[A block of data]
-- START --

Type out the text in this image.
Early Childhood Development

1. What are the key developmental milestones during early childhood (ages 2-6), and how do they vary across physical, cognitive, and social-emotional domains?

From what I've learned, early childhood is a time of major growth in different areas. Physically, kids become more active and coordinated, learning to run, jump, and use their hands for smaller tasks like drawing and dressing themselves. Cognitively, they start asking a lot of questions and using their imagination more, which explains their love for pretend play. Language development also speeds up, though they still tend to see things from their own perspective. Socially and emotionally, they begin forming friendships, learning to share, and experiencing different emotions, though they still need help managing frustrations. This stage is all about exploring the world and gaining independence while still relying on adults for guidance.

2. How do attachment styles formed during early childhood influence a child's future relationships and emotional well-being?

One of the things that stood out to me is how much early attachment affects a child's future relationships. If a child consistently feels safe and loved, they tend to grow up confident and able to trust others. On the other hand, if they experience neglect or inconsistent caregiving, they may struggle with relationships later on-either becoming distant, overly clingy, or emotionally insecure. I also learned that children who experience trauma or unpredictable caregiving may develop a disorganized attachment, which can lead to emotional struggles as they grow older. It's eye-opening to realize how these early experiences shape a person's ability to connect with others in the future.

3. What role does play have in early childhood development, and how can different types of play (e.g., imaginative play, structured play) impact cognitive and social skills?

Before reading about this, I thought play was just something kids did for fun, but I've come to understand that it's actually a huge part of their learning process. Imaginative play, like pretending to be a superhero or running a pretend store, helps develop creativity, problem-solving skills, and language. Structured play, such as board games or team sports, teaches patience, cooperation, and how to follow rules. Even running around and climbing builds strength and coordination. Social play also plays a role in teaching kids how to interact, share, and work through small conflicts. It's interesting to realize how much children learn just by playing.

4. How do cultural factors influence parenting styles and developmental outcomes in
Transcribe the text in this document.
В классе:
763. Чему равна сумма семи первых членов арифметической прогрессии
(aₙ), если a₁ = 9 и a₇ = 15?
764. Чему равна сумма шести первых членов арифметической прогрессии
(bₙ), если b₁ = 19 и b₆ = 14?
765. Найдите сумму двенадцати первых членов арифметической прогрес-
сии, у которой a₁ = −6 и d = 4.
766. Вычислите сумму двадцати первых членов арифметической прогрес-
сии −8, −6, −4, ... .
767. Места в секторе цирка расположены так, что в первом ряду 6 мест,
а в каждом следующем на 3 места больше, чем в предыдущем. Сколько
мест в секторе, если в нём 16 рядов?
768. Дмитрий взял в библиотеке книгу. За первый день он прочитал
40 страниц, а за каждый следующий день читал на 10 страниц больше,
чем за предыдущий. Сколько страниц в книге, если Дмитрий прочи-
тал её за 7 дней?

-- END --

◆ Task description
Write out the whole listing again, exactly as it stands.

◆ Correct output
Type out the text in this image.
Early Childhood Development

1. What are the key developmental milestones during early childhood (ages 2-6), and how do they vary across physical, cognitive, and social-emotional domains?

From what I've learned, early childhood is a time of major growth in different areas. Physically, kids become more active and coordinated, learning to run, jump, and use their hands for smaller tasks like drawing and dressing themselves. Cognitively, they start asking a lot of questions and using their imagination more, which explains their love for pretend play. Language development also speeds up, though they still tend to see things from their own perspective. Socially and emotionally, they begin forming friendships, learning to share, and experiencing different emotions, though they still need help managing frustrations. This stage is all about exploring the world and gaining independence while still relying on adults for guidance.

2. How do attachment styles formed during early childhood influence a child's future relationships and emotional well-being?

One of the things that stood out to me is how much early attachment affects a child's future relationships. If a child consistently feels safe and loved, they tend to grow up confident and able to trust others. On the other hand, if they experience neglect or inconsistent caregiving, they may struggle with relationships later on-either becoming distant, overly clingy, or emotionally insecure. I also learned that children who experience trauma or unpredictable caregiving may develop a disorganized attachment, which can lead to emotional struggles as they grow older. It's eye-opening to realize how these early experiences shape a person's ability to connect with others in the future.

3. What role does play have in early childhood development, and how can different types of play (e.g., imaginative play, structured play) impact cognitive and social skills?

Before reading about this, I thought play was just something kids did for fun, but I've come to understand that it's actually a huge part of their learning process. Imaginative play, like pretending to be a superhero or running a pretend store, helps develop creativity, problem-solving skills, and language. Structured play, such as board games or team sports, teaches patience, cooperation, and how to follow rules. Even running around and climbing builds strength and coordination. Social play also plays a role in teaching kids how to interact, share, and work through small conflicts. It's interesting to realize how much children learn just by playing.

4. How do cultural factors influence parenting styles and developmental outcomes in
Transcribe the text in this document.
В классе:
763. Чему равна сумма семи первых членов арифметической прогрессии
(aₙ), если a₁ = 9 и a₇ = 15?
764. Чему равна сумма шести первых членов арифметической прогрессии
(bₙ), если b₁ = 19 и b₆ = 14?
765. Найдите сумму двенадцати первых членов арифметической прогрес-
сии, у которой a₁ = −6 и d = 4.
766. Вычислите сумму двадцати первых членов арифметической прогрес-
сии −8, −6, −4, ... .
767. Места в секторе цирка расположены так, что в первом ряду 6 мест,
а в каждом следующем на 3 места больше, чем в предыдущем. Сколько
мест в секторе, если в нём 16 рядов?
768. Дмитрий взял в библиотеке книгу. За первый день он прочитал
40 страниц, а за каждый следующий день читал на 10 страниц больше,
чем за предыдущий. Сколько страниц в книге, если Дмитрий прочи-
тал её за 7 дней?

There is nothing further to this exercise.